▸ **DATA TO USE**
────

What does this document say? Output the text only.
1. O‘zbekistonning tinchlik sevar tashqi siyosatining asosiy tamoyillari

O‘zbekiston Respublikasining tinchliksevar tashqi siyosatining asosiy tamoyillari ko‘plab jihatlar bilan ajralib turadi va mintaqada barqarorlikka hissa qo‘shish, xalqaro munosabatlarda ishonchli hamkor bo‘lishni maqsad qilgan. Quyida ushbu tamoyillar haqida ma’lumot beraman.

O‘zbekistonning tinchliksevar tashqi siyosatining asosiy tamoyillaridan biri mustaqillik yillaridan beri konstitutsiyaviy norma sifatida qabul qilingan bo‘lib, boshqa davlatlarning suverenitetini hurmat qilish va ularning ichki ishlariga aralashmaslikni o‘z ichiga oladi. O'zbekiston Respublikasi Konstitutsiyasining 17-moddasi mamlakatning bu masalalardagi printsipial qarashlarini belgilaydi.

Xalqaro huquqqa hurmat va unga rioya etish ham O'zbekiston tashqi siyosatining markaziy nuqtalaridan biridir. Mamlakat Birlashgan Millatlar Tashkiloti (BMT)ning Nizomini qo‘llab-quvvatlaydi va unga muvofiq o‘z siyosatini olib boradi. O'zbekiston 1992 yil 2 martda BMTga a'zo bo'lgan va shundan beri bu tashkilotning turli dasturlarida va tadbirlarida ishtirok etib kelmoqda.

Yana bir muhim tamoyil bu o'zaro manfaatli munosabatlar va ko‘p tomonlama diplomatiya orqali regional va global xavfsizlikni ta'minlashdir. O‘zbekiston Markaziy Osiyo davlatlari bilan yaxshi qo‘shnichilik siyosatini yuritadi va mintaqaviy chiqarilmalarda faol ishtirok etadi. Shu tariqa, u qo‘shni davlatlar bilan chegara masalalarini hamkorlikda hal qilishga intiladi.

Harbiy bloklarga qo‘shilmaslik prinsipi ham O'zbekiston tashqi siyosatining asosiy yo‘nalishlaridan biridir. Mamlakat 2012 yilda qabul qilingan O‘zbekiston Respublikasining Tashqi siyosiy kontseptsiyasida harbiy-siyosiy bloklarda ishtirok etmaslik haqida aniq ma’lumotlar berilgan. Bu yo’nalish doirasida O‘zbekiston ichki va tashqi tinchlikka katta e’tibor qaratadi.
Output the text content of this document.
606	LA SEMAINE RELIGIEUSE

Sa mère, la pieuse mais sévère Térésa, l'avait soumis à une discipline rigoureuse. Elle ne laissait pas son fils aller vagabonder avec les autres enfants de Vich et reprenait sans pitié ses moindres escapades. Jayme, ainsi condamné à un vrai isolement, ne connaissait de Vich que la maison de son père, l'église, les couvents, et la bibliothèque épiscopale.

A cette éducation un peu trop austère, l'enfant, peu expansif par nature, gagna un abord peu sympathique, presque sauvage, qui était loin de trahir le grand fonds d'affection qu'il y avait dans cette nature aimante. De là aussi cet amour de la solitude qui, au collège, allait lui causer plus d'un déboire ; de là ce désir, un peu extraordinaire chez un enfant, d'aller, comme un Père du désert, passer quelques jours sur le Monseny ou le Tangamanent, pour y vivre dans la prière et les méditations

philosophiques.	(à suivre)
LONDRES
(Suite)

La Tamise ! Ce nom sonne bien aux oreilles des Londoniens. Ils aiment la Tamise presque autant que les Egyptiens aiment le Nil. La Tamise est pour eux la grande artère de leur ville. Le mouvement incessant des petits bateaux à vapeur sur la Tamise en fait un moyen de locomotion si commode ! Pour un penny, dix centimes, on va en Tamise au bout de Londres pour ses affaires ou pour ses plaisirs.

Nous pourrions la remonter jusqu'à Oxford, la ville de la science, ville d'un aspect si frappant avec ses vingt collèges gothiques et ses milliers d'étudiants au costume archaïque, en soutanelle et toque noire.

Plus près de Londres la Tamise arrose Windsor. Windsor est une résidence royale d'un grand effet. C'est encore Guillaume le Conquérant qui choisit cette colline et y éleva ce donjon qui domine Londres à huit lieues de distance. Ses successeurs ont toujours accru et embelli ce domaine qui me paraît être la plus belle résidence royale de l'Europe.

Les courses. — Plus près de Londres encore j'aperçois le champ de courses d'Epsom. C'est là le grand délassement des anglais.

────

▸ **REQUIRED WORK**
Go through the material above and count the lines that contain "Tamise"; give that number alone.

▸ **SOLVED PROBLEM**
2